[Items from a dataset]
>>

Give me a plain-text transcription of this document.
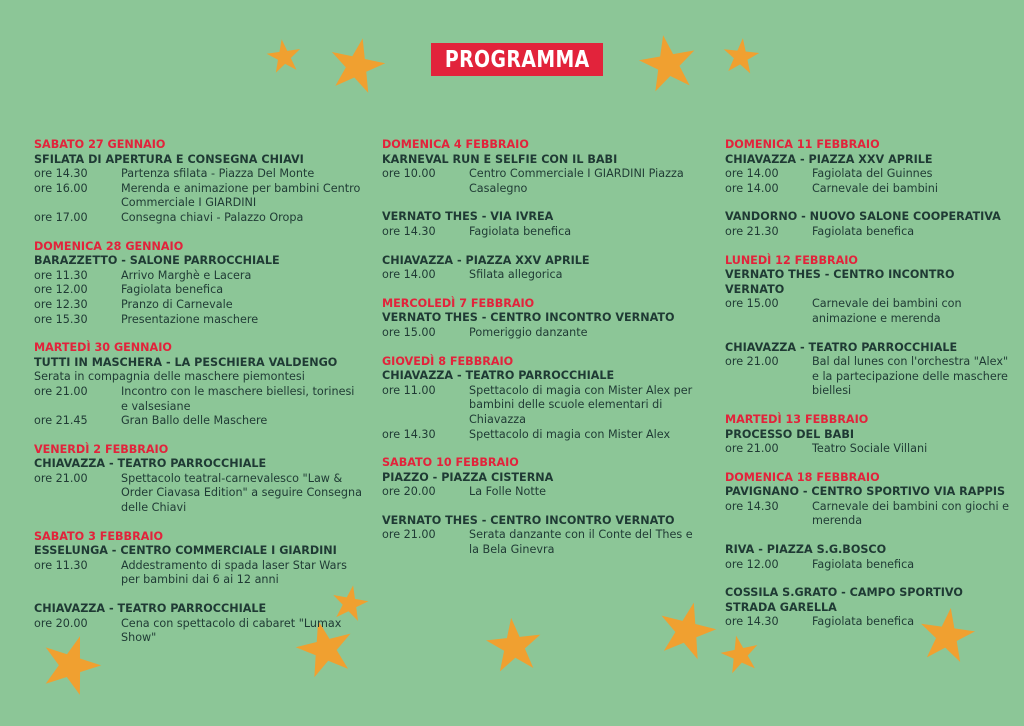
PROGRAMMA
SABATO 27 GENNAIO
SFILATA DI APERTURA E CONSEGNA CHIAVI
ore 14.30	Partenza sfilata - Piazza Del Monte
ore 16.00	Merenda e animazione per bambini Centro Commerciale I GIARDINI
ore 17.00	Consegna chiavi - Palazzo Oropa
DOMENICA 28 GENNAIO
BARAZZETTO - SALONE PARROCCHIALE
ore 11.30	Arrivo Marghè e Lacera
ore 12.00	Fagiolata benefica
ore 12.30	Pranzo di Carnevale
ore 15.30	Presentazione maschere
MARTEDÌ 30 GENNAIO
TUTTI IN MASCHERA - LA PESCHIERA VALDENGO
Serata in compagnia delle maschere piemontesi
ore 21.00	Incontro con le maschere biellesi, torinesi e valsesiane
ore 21.45	Gran Ballo delle Maschere
VENERDÌ 2 FEBBRAIO
CHIAVAZZA - TEATRO PARROCCHIALE
ore 21.00	Spettacolo teatral-carnevalesco "Law & Order Ciavasa Edition" a seguire Consegna delle Chiavi
SABATO 3 FEBBRAIO
ESSELUNGA - CENTRO COMMERCIALE I GIARDINI
ore 11.30	Addestramento di spada laser Star Wars per bambini dai 6 ai 12 anni
CHIAVAZZA - TEATRO PARROCCHIALE
ore 20.00	Cena con spettacolo di cabaret "Lumax Show"
DOMENICA 4 FEBBRAIO
KARNEVAL RUN E SELFIE CON IL BABI
ore 10.00	Centro Commerciale I GIARDINI Piazza Casalegno
VERNATO THES - VIA IVREA
ore 14.30	Fagiolata benefica
CHIAVAZZA - PIAZZA XXV APRILE
ore 14.00	Sfilata allegorica
MERCOLEDÌ 7 FEBBRAIO
VERNATO THES - CENTRO INCONTRO VERNATO
ore 15.00	Pomeriggio danzante
GIOVEDÌ 8 FEBBRAIO
CHIAVAZZA - TEATRO PARROCCHIALE
ore 11.00	Spettacolo di magia con Mister Alex per bambini delle scuole elementari di Chiavazza
ore 14.30	Spettacolo di magia con Mister Alex
SABATO 10 FEBBRAIO
PIAZZO - PIAZZA CISTERNA
ore 20.00	La Folle Notte
VERNATO THES - CENTRO INCONTRO VERNATO
ore 21.00	Serata danzante con il Conte del Thes e la Bela Ginevra
DOMENICA 11 FEBBRAIO
CHIAVAZZA - PIAZZA XXV APRILE
ore 14.00	Fagiolata del Guinnes
ore 14.00	Carnevale dei bambini
VANDORNO - NUOVO SALONE COOPERATIVA
ore 21.30	Fagiolata benefica
LUNEDÌ 12 FEBBRAIO
VERNATO THES - CENTRO INCONTRO VERNATO
ore 15.00	Carnevale dei bambini con animazione e merenda
CHIAVAZZA - TEATRO PARROCCHIALE
ore 21.00	Bal dal lunes con l'orchestra "Alex" e la partecipazione delle maschere biellesi
MARTEDÌ 13 FEBBRAIO
PROCESSO DEL BABI
ore 21.00	Teatro Sociale Villani
DOMENICA 18 FEBBRAIO
PAVIGNANO - CENTRO SPORTIVO VIA RAPPIS
ore 14.30	Carnevale dei bambini con giochi e merenda
RIVA - PIAZZA S.G.BOSCO
ore 12.00	Fagiolata benefica
COSSILA S.GRATO - CAMPO SPORTIVO STRADA GARELLA
ore 14.30	Fagiolata benefica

<<

## WHAT IS ASKED
Copy out every line from the material above in which the word "GENNAIO" appears.

## TASK ANSWER
SABATO 27 GENNAIO
DOMENICA 28 GENNAIO
MARTEDÌ 30 GENNAIO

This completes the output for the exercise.